▽

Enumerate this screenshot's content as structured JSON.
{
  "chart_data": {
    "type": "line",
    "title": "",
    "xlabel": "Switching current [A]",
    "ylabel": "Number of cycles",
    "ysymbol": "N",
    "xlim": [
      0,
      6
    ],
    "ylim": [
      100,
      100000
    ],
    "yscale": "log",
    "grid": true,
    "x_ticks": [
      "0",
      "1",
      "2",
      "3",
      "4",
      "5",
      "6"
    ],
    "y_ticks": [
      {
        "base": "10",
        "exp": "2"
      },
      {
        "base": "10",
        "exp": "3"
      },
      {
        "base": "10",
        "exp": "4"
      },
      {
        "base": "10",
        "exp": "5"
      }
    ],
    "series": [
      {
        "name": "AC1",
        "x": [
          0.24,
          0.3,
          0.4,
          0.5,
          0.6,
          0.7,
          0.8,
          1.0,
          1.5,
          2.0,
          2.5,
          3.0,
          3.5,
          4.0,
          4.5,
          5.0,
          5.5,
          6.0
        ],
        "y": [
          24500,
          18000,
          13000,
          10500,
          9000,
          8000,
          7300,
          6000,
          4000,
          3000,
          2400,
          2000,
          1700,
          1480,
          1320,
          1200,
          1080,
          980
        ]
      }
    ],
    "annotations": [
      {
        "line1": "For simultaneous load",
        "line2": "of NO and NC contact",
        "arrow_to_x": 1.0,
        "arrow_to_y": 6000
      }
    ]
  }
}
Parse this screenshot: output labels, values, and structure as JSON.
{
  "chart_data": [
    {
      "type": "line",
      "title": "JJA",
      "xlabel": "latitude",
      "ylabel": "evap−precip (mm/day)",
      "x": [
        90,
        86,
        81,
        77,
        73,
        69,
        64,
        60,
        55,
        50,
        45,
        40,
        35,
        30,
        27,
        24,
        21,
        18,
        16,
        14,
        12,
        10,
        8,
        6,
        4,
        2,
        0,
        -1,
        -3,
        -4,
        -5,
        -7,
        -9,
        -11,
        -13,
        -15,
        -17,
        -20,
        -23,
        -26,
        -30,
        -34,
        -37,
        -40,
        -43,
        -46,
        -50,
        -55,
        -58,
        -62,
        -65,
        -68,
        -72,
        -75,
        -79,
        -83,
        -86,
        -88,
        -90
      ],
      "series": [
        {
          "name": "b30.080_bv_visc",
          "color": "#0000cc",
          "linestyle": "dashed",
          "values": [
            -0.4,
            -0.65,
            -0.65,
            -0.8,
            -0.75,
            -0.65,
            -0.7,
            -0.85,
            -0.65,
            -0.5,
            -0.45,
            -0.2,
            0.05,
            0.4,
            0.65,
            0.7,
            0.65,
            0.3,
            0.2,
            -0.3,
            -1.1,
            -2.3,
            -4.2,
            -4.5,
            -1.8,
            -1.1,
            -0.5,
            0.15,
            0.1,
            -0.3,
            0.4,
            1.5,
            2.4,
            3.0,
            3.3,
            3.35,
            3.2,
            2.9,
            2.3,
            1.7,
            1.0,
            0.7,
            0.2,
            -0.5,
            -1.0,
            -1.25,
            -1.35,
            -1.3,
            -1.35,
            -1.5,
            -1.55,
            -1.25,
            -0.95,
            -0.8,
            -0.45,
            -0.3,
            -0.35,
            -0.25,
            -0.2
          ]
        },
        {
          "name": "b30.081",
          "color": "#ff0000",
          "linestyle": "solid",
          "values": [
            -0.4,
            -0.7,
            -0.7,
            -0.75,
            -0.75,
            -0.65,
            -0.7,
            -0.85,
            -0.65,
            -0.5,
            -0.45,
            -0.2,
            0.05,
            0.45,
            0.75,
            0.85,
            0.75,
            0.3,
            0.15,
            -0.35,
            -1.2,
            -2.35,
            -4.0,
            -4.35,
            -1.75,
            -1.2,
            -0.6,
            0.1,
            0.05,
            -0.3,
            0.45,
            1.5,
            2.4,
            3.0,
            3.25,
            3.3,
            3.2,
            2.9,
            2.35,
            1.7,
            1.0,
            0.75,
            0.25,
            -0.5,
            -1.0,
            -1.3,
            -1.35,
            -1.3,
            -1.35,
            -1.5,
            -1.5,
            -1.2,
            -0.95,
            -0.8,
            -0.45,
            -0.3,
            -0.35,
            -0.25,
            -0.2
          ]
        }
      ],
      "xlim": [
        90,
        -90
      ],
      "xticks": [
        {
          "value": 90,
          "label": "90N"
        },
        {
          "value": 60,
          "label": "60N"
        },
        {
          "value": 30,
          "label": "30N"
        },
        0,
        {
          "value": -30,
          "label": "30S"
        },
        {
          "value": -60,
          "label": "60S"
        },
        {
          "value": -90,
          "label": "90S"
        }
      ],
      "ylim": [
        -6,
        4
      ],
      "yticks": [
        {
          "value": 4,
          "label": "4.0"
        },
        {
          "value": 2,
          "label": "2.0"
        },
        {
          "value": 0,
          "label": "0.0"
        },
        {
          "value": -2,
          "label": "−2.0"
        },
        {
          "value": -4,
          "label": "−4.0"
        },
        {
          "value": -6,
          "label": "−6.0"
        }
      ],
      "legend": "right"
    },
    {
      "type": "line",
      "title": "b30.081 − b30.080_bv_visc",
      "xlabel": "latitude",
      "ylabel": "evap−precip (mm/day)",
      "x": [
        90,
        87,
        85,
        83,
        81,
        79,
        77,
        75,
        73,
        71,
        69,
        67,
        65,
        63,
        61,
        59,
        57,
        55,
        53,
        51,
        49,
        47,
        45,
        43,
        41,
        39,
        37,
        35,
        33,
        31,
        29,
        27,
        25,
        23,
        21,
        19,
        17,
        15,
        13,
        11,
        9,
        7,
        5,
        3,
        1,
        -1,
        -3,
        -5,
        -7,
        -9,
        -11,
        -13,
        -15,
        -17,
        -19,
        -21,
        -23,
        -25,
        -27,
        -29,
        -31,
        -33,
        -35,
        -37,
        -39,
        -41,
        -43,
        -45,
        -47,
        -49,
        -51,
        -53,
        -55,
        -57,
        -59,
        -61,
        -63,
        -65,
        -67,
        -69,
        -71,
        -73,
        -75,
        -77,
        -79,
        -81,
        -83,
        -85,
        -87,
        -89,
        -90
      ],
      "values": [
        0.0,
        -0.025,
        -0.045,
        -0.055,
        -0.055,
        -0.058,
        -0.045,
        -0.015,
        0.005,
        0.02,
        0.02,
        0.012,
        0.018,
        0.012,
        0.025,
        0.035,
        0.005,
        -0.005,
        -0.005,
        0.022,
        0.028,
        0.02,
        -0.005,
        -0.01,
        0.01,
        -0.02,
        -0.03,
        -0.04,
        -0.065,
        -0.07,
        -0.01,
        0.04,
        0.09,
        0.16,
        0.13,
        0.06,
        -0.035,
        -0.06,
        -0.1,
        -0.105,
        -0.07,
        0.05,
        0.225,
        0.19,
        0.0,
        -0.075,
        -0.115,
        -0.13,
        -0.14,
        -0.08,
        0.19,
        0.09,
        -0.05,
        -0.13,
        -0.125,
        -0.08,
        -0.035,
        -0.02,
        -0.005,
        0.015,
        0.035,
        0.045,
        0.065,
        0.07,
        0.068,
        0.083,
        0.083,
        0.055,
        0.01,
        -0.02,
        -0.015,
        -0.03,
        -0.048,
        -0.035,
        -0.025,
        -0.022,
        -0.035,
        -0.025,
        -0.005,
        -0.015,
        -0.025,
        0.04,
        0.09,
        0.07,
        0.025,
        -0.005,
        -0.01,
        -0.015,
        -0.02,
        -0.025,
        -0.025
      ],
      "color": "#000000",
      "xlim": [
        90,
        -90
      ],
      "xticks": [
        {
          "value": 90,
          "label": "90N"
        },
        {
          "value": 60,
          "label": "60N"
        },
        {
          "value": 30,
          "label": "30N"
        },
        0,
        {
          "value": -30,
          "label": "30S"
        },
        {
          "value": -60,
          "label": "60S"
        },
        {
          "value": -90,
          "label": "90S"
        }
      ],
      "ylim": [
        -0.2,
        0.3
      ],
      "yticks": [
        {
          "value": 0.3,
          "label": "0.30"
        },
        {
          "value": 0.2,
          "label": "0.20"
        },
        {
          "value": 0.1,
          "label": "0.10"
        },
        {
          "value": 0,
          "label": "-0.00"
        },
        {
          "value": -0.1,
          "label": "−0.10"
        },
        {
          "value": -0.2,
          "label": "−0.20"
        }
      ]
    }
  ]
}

△

In the listing, find all lines with the string "screenshot" and copy them.

Written answer:
Enumerate this screenshot's content as structured JSON.
Parse this screenshot: output labels, values, and structure as JSON.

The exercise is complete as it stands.